REQUIRED TASK =
Retype the material in full, keeping every word the same.

-- Start RECORDS PROVIDED --

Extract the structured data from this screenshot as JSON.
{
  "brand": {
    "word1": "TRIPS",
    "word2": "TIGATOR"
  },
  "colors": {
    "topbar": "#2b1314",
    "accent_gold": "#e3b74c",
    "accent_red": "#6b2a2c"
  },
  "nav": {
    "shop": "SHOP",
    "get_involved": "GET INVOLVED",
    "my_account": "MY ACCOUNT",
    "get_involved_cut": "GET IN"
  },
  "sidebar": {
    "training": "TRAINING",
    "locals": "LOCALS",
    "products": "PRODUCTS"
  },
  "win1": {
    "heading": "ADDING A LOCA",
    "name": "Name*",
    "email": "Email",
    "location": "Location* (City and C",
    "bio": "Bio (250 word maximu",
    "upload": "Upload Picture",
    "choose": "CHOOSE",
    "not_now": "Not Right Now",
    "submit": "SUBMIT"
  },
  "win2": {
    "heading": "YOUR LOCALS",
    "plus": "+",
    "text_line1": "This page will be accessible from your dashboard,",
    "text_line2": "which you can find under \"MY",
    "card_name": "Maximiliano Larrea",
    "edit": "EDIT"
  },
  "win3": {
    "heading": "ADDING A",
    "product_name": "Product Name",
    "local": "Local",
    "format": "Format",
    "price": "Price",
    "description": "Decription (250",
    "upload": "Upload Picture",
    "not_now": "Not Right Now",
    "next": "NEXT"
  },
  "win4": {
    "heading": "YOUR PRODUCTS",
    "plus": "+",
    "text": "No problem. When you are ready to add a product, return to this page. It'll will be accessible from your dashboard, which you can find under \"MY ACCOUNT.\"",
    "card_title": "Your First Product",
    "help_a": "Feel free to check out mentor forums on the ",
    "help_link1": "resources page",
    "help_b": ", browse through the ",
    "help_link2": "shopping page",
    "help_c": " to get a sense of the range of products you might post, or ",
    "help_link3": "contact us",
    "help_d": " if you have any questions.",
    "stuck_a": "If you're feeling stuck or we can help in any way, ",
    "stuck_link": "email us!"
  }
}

-- End RECORDS PROVIDED --

RESULT OF THIS TASK =
Extract the structured data from this screenshot as JSON.
{
  "brand": {
    "word1": "TRIPS",
    "word2": "TIGATOR"
  },
  "colors": {
    "topbar": "#2b1314",
    "accent_gold": "#e3b74c",
    "accent_red": "#6b2a2c"
  },
  "nav": {
    "shop": "SHOP",
    "get_involved": "GET INVOLVED",
    "my_account": "MY ACCOUNT",
    "get_involved_cut": "GET IN"
  },
  "sidebar": {
    "training": "TRAINING",
    "locals": "LOCALS",
    "products": "PRODUCTS"
  },
  "win1": {
    "heading": "ADDING A LOCA",
    "name": "Name*",
    "email": "Email",
    "location": "Location* (City and C",
    "bio": "Bio (250 word maximu",
    "upload": "Upload Picture",
    "choose": "CHOOSE",
    "not_now": "Not Right Now",
    "submit": "SUBMIT"
  },
  "win2": {
    "heading": "YOUR LOCALS",
    "plus": "+",
    "text_line1": "This page will be accessible from your dashboard,",
    "text_line2": "which you can find under \"MY",
    "card_name": "Maximiliano Larrea",
    "edit": "EDIT"
  },
  "win3": {
    "heading": "ADDING A",
    "product_name": "Product Name",
    "local": "Local",
    "format": "Format",
    "price": "Price",
    "description": "Decription (250",
    "upload": "Upload Picture",
    "not_now": "Not Right Now",
    "next": "NEXT"
  },
  "win4": {
    "heading": "YOUR PRODUCTS",
    "plus": "+",
    "text": "No problem. When you are ready to add a product, return to this page. It'll will be accessible from your dashboard, which you can find under \"MY ACCOUNT.\"",
    "card_title": "Your First Product",
    "help_a": "Feel free to check out mentor forums on the ",
    "help_link1": "resources page",
    "help_b": ", browse through the ",
    "help_link2": "shopping page",
    "help_c": " to get a sense of the range of products you might post, or ",
    "help_link3": "contact us",
    "help_d": " if you have any questions.",
    "stuck_a": "If you're feeling stuck or we can help in any way, ",
    "stuck_link": "email us!"
  }
}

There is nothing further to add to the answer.